Exercise instructions: Output an exact reproduction of the data.

Entries from a dataset

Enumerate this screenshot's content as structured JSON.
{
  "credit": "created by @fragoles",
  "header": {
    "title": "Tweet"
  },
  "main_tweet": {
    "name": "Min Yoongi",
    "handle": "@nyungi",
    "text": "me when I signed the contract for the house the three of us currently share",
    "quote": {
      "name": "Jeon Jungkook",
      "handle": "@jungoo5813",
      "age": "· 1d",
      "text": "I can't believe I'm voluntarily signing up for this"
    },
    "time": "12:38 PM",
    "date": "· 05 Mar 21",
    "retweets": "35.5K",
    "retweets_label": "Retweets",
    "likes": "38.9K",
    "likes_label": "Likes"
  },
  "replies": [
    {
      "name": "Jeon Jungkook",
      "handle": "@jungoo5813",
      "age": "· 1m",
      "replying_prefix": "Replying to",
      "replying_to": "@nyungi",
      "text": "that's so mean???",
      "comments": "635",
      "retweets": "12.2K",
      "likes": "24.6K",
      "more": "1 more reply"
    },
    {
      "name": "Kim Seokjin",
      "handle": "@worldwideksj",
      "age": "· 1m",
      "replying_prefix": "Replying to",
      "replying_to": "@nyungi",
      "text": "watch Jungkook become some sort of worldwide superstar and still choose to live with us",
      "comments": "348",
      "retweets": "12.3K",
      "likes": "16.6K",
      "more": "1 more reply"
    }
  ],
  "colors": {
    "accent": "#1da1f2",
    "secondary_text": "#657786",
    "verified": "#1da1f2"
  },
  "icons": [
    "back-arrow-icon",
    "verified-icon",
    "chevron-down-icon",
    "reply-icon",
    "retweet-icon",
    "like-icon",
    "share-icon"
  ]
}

Expected answer:
Enumerate this screenshot's content as structured JSON.
{
  "credit": "created by @fragoles",
  "header": {
    "title": "Tweet"
  },
  "main_tweet": {
    "name": "Min Yoongi",
    "handle": "@nyungi",
    "text": "me when I signed the contract for the house the three of us currently share",
    "quote": {
      "name": "Jeon Jungkook",
      "handle": "@jungoo5813",
      "age": "· 1d",
      "text": "I can't believe I'm voluntarily signing up for this"
    },
    "time": "12:38 PM",
    "date": "· 05 Mar 21",
    "retweets": "35.5K",
    "retweets_label": "Retweets",
    "likes": "38.9K",
    "likes_label": "Likes"
  },
  "replies": [
    {
      "name": "Jeon Jungkook",
      "handle": "@jungoo5813",
      "age": "· 1m",
      "replying_prefix": "Replying to",
      "replying_to": "@nyungi",
      "text": "that's so mean???",
      "comments": "635",
      "retweets": "12.2K",
      "likes": "24.6K",
      "more": "1 more reply"
    },
    {
      "name": "Kim Seokjin",
      "handle": "@worldwideksj",
      "age": "· 1m",
      "replying_prefix": "Replying to",
      "replying_to": "@nyungi",
      "text": "watch Jungkook become some sort of worldwide superstar and still choose to live with us",
      "comments": "348",
      "retweets": "12.3K",
      "likes": "16.6K",
      "more": "1 more reply"
    }
  ],
  "colors": {
    "accent": "#1da1f2",
    "secondary_text": "#657786",
    "verified": "#1da1f2"
  },
  "icons": [
    "back-arrow-icon",
    "verified-icon",
    "chevron-down-icon",
    "reply-icon",
    "retweet-icon",
    "like-icon",
    "share-icon"
  ]
}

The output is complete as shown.